Go over the listing below line by line and tally those containing "前室或合用前室". Give only the tally.

--------------------------------

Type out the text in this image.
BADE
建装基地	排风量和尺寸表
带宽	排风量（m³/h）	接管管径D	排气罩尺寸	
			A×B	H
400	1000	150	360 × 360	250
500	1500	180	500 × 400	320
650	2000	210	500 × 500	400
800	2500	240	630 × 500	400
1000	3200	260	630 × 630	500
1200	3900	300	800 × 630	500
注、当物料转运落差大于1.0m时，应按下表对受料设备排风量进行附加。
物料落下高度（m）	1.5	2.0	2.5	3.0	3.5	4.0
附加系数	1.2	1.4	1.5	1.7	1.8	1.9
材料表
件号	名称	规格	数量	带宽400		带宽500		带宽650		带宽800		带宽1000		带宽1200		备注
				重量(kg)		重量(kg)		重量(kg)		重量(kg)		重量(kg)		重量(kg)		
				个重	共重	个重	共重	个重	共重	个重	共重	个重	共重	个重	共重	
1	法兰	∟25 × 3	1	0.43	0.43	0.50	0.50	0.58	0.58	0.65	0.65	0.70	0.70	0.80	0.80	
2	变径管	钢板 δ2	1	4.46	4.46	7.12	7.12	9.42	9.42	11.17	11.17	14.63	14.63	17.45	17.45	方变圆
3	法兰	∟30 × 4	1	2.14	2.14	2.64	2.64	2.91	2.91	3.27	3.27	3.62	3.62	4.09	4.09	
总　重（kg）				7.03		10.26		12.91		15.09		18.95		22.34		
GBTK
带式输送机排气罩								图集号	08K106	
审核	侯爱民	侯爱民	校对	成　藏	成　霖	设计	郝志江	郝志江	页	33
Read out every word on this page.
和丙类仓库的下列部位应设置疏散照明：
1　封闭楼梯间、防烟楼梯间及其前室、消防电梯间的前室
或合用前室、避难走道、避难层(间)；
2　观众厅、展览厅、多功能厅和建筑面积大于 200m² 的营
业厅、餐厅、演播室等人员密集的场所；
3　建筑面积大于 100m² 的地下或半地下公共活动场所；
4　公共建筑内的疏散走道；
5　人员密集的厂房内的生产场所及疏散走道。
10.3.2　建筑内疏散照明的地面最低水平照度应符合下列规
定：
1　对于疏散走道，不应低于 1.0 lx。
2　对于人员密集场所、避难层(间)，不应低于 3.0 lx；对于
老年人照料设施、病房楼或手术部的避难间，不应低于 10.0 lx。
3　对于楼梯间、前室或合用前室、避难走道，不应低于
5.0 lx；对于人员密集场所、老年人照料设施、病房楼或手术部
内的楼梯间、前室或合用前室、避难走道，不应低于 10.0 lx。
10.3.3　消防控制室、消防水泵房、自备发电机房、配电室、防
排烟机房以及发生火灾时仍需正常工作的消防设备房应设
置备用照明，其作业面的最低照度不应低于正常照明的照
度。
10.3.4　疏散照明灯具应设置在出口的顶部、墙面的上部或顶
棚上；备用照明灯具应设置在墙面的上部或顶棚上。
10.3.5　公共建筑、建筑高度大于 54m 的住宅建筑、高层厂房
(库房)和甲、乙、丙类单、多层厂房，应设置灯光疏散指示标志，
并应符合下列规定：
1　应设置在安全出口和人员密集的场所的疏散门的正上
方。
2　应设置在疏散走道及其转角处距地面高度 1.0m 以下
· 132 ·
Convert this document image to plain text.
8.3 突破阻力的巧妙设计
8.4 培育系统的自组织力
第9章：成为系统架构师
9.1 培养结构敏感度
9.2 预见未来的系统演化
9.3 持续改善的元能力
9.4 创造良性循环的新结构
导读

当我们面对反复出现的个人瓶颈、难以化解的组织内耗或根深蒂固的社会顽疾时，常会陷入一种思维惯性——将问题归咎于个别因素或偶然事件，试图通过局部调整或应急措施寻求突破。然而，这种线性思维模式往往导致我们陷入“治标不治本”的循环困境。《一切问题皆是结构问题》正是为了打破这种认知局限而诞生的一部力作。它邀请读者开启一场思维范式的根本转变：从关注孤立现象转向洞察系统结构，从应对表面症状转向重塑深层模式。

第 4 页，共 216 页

--------------------------------

• Task output
2